_GIVEN TASK_: All of the entries must be reproduced exactly, with no images carried over.

_PROVIDED RECORDS_:
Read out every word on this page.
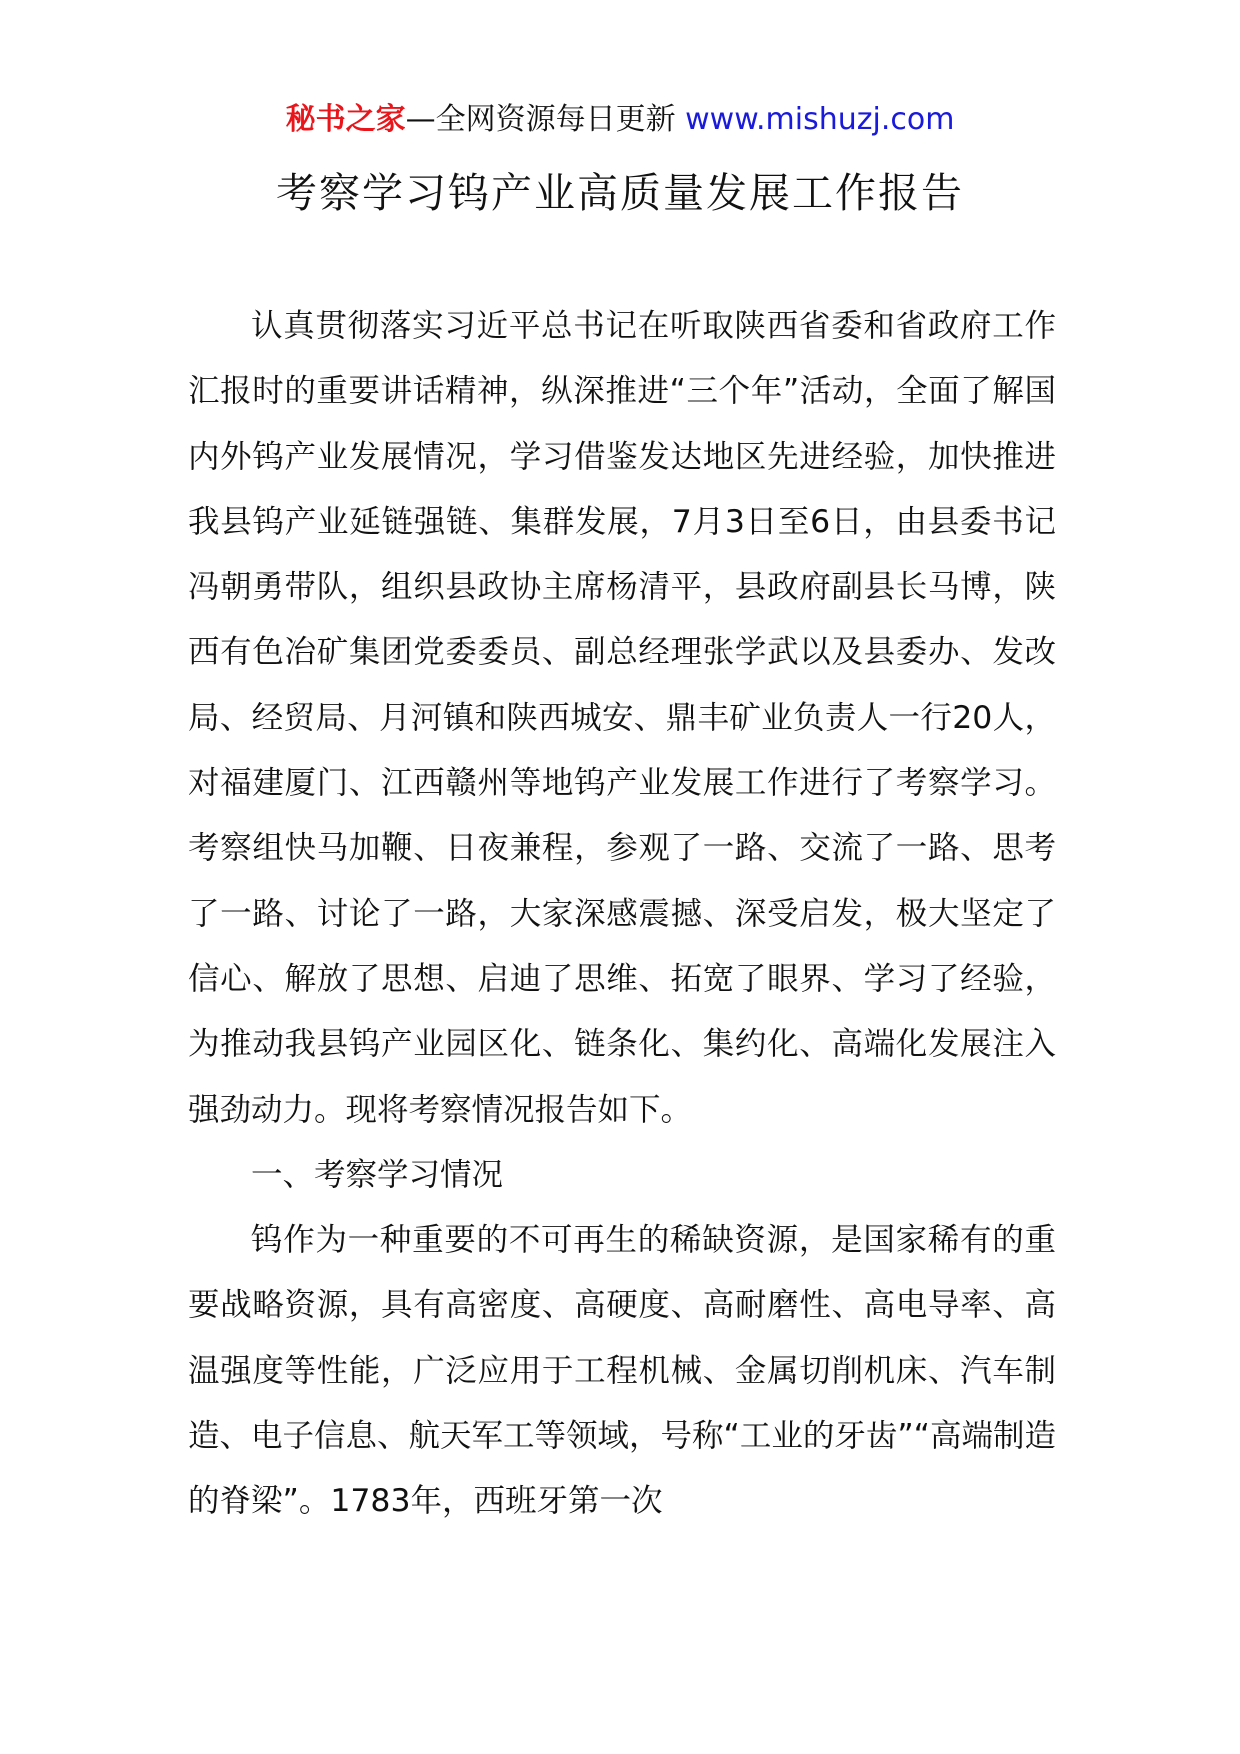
秘书之家—全网资源每日更新 www.mishuzj.com
考察学习钨产业高质量发展工作报告

认真贯彻落实习近平总书记在听取陕西省委和省政府工作汇报时的重要讲话精神，纵深推进“三个年”活动，全面了解国内外钨产业发展情况，学习借鉴发达地区先进经验，加快推进我县钨产业延链强链、集群发展，7月3日至6日，由县委书记冯朝勇带队，组织县政协主席杨清平，县政府副县长马博，陕西有色冶矿集团党委委员、副总经理张学武以及县委办、发改局、经贸局、月河镇和陕西城安、鼎丰矿业负责人一行20人，对福建厦门、江西赣州等地钨产业发展工作进行了考察学习。考察组快马加鞭、日夜兼程，参观了一路、交流了一路、思考了一路、讨论了一路，大家深感震撼、深受启发，极大坚定了信心、解放了思想、启迪了思维、拓宽了眼界、学习了经验，为推动我县钨产业园区化、链条化、集约化、高端化发展注入强劲动力。现将考察情况报告如下。

一、考察学习情况

钨作为一种重要的不可再生的稀缺资源，是国家稀有的重要战略资源，具有高密度、高硬度、高耐磨性、高电导率、高温强度等性能，广泛应用于工程机械、金属切削机床、汽车制造、电子信息、航天军工等领域，号称“工业的牙齿”“高端制造的脊梁”。1783年，西班牙第一次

_THE ANSWER_:
Read out every word on this page.
秘书之家—全网资源每日更新 www.mishuzj.com
考察学习钨产业高质量发展工作报告

认真贯彻落实习近平总书记在听取陕西省委和省政府工作汇报时的重要讲话精神，纵深推进“三个年”活动，全面了解国内外钨产业发展情况，学习借鉴发达地区先进经验，加快推进我县钨产业延链强链、集群发展，7月3日至6日，由县委书记冯朝勇带队，组织县政协主席杨清平，县政府副县长马博，陕西有色冶矿集团党委委员、副总经理张学武以及县委办、发改局、经贸局、月河镇和陕西城安、鼎丰矿业负责人一行20人，对福建厦门、江西赣州等地钨产业发展工作进行了考察学习。考察组快马加鞭、日夜兼程，参观了一路、交流了一路、思考了一路、讨论了一路，大家深感震撼、深受启发，极大坚定了信心、解放了思想、启迪了思维、拓宽了眼界、学习了经验，为推动我县钨产业园区化、链条化、集约化、高端化发展注入强劲动力。现将考察情况报告如下。

一、考察学习情况

钨作为一种重要的不可再生的稀缺资源，是国家稀有的重要战略资源，具有高密度、高硬度、高耐磨性、高电导率、高温强度等性能，广泛应用于工程机械、金属切削机床、汽车制造、电子信息、航天军工等领域，号称“工业的牙齿”“高端制造的脊梁”。1783年，西班牙第一次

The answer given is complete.